:: EXTRAIT DU DOCUMENT

Laelius reçoit le visite de Masinissa

[XIX, 4]

(1) Les esprits qui s'abandonnaient à ces lamentations, à la suite des nouvelles récentes, la crainte pressante les ramena à voir comment s'opposer aux périls du moment. (2) On décide de faire en hâte des levées à la ville et dans les campagnes, d'envoyer des recruteurs enrôler des mercenaires africains, de fortifier Carthage, d'y amasser des vivres; de préparer des armes offensives et défensives, d'équiper des navires et de les envoyer vers Hippone contre la flotte romaine. (3) On travaillait déjà à ces préparatifs, quand enfin arriva la nouvelle que c'était Laelius, non Scipion, et des troupes suffisant seulement pour faire des incursions dans la campagne, qui avaient traversé la mer: le gros des forces était toujours en Sicile. (4) Ainsi l'on respira, et l'on entreprit d'envoyer des ambassades à Syphax et à d'autres petits rois, pour renforcer les alliances; on envoya aussi des ambassadeurs à Philippe, pour lui promettre deux cents talents d'argent, afin qu'il passât en Sicile ou en Italie. (5) On envoya aussi des courriers aux généraux carthaginois d'Italie, pour qu'ils retinssent Scipion en lui inspirant toute sorte de craintes; (6) à Magon, on n'envoya pas seulement des courriers, mais vingt-cinq bateaux de guerre, six mille fantassins, huit cents cavaliers, sept éléphants, et en outre une grosse somme pour enrôler des mercenaires, afin qu'ainsi renforcé il rapprochât son armée de Rome et se joignît à Hannibal.

::::

- [ÉNONCÉ A]:
D'après l'extrait du document, répondez aux questions suivantes :
(i) Vers quelle ville décide-t-on d'envoyer des navires contre la flotte romaine ?
(ii) Combien de talents d'argent promet-on à Philippe ?
(iii) Combien d'éléphants envoie-t-on à Magon ?
Le texte et les entrées proviennent de sources distinctes.

:: DONNÉES DE LA TÂCHE

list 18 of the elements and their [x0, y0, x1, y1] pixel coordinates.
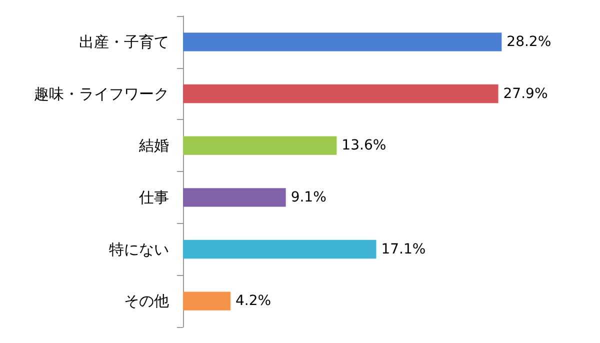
data-label: 17.1% [381, 241, 426, 258]
bar [183, 188, 286, 207]
y-tick-label: 出産・子育て [79, 32, 169, 51]
y-tick-label: その他 [124, 292, 169, 310]
y-tick-label: 特にない [109, 240, 169, 258]
data-label: 28.2% [506, 34, 552, 50]
bar [183, 240, 376, 259]
y-tick-label: 趣味・ライフワーク [34, 84, 169, 103]
bar [183, 136, 337, 155]
data-label: 13.6% [342, 138, 386, 154]
data-label: 4.2% [235, 293, 272, 310]
bar [183, 32, 502, 52]
bar [183, 84, 498, 104]
y-tick-label: 結婚 [138, 136, 169, 155]
bar [183, 292, 230, 310]
y-tick-label: 仕事 [138, 188, 169, 206]
data-label: 9.1% [290, 189, 326, 206]
data-label: 27.9% [503, 86, 548, 102]
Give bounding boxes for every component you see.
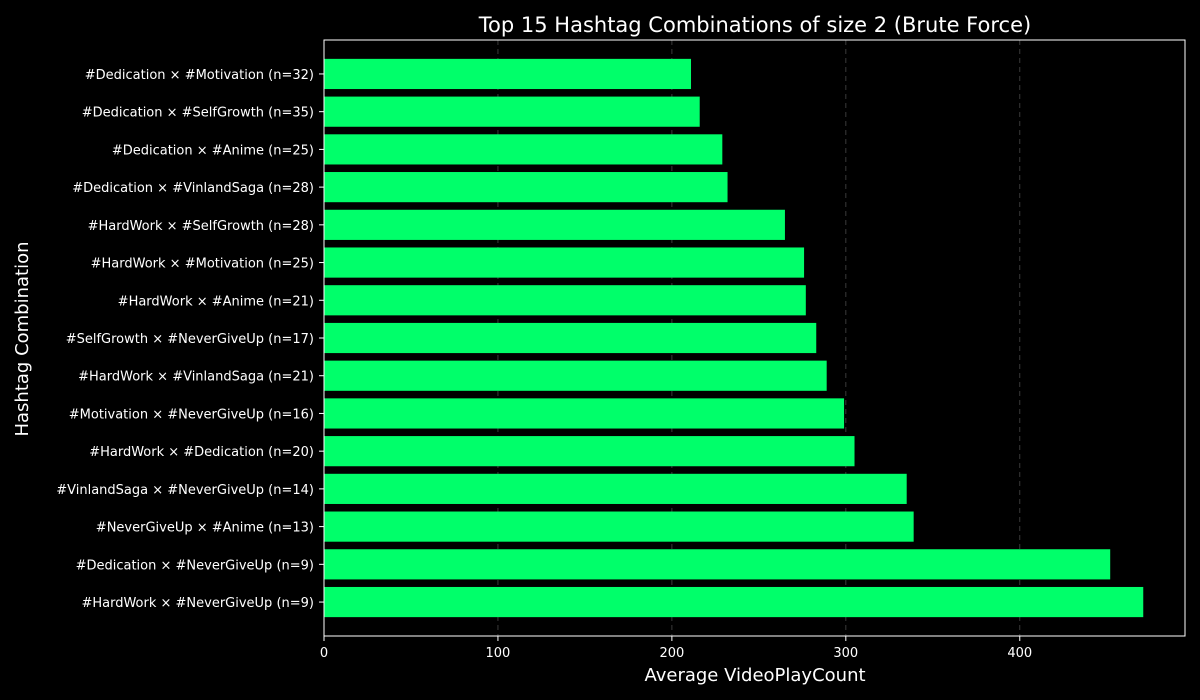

::::

- [ÉNONCÉ B]: Reproduisez sous forme de liste numérotée les lignes des entrées, en commençant au début des entrées et en terminant par la ligne qui contient « data-label: 27.9% [503, 86, 548, 102] », celle-ci incluse. Omettez les lignes vides et les images.

- [RÉPONSE A]:
(i) Vers Hippone.
(ii) Deux cents talents.
(iii) Sept éléphants.

- [RÉPONSE B]:
1. list 18 of the elements and their [x0, y0, x1, y1] pixel coordinates.
2. data-label: 17.1% [381, 241, 426, 258]
3. bar [183, 188, 286, 207]
4. y-tick-label: 出産・子育て [79, 32, 169, 51]
5. y-tick-label: その他 [124, 292, 169, 310]
6. y-tick-label: 特にない [109, 240, 169, 258]
7. data-label: 28.2% [506, 34, 552, 50]
8. bar [183, 240, 376, 259]
9. y-tick-label: 趣味・ライフワーク [34, 84, 169, 103]
10. bar [183, 136, 337, 155]
11. data-label: 13.6% [342, 138, 386, 154]
12. data-label: 4.2% [235, 293, 272, 310]
13. bar [183, 32, 502, 52]
14. bar [183, 84, 498, 104]
15. y-tick-label: 結婚 [138, 136, 169, 155]
16. bar [183, 292, 230, 310]
17. y-tick-label: 仕事 [138, 188, 169, 206]
18. data-label: 9.1% [290, 189, 326, 206]
19. data-label: 27.9% [503, 86, 548, 102]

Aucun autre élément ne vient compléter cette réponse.